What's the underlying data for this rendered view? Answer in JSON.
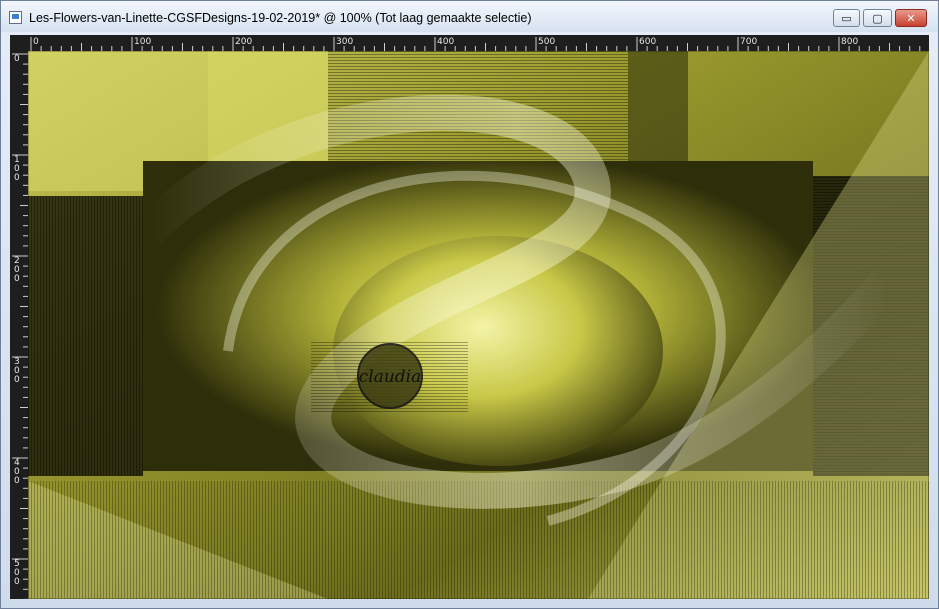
{
  "window": {
    "title": "Les-Flowers-van-Linette-CGSFDesigns-19-02-2019* @ 100% (Tot laag gemaakte selectie)",
    "buttons": {
      "minimize": "▭",
      "maximize": "▢",
      "close": "✕"
    }
  },
  "rulers": {
    "top_labels": [
      "0",
      "100",
      "200",
      "300",
      "400",
      "500",
      "600",
      "700",
      "800"
    ],
    "left_labels": [
      "0",
      "100",
      "200",
      "300",
      "400",
      "500"
    ]
  },
  "canvas": {
    "watermark": "claudia",
    "colors": {
      "yellow": "#d8d85a",
      "olive": "#6f7020",
      "dark": "#1a1a08"
    }
  }
}
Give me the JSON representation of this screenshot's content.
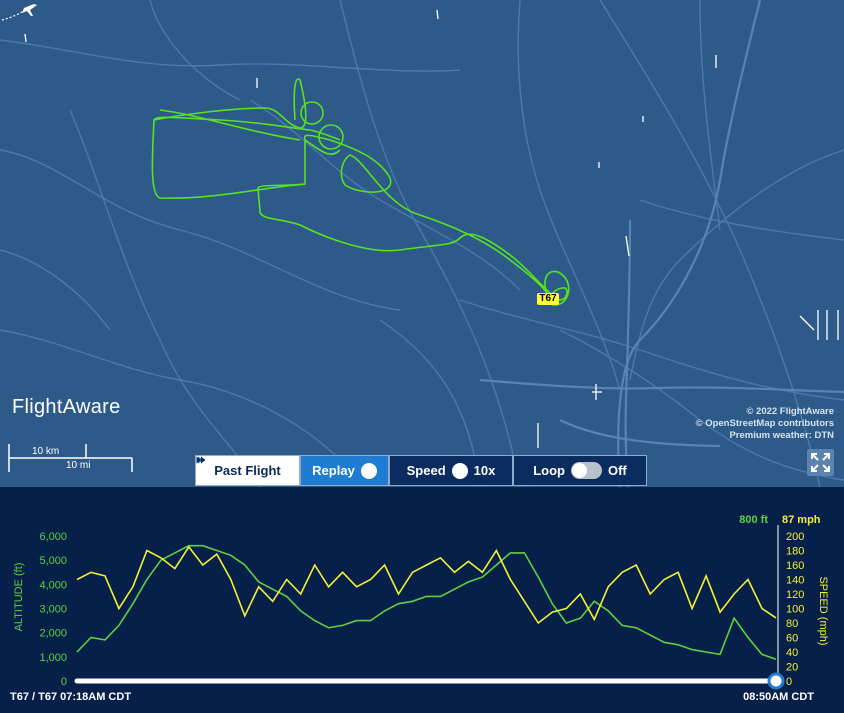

..........

» **Job**: Repeat the listing above exactly, with no pictures.

» **In response**:
What's the underlying data for this rendered view? Answer in JSON.
{
  "window": {
    "title": "Les-Flowers-van-Linette-CGSFDesigns-19-02-2019* @ 100% (Tot laag gemaakte selectie)",
    "buttons": {
      "minimize": "▭",
      "maximize": "▢",
      "close": "✕"
    }
  },
  "rulers": {
    "top_labels": [
      "0",
      "100",
      "200",
      "300",
      "400",
      "500",
      "600",
      "700",
      "800"
    ],
    "left_labels": [
      "0",
      "100",
      "200",
      "300",
      "400",
      "500"
    ]
  },
  "canvas": {
    "watermark": "claudia",
    "colors": {
      "yellow": "#d8d85a",
      "olive": "#6f7020",
      "dark": "#1a1a08"
    }
  }
}
Give me the JSON representation of this screenshot's content.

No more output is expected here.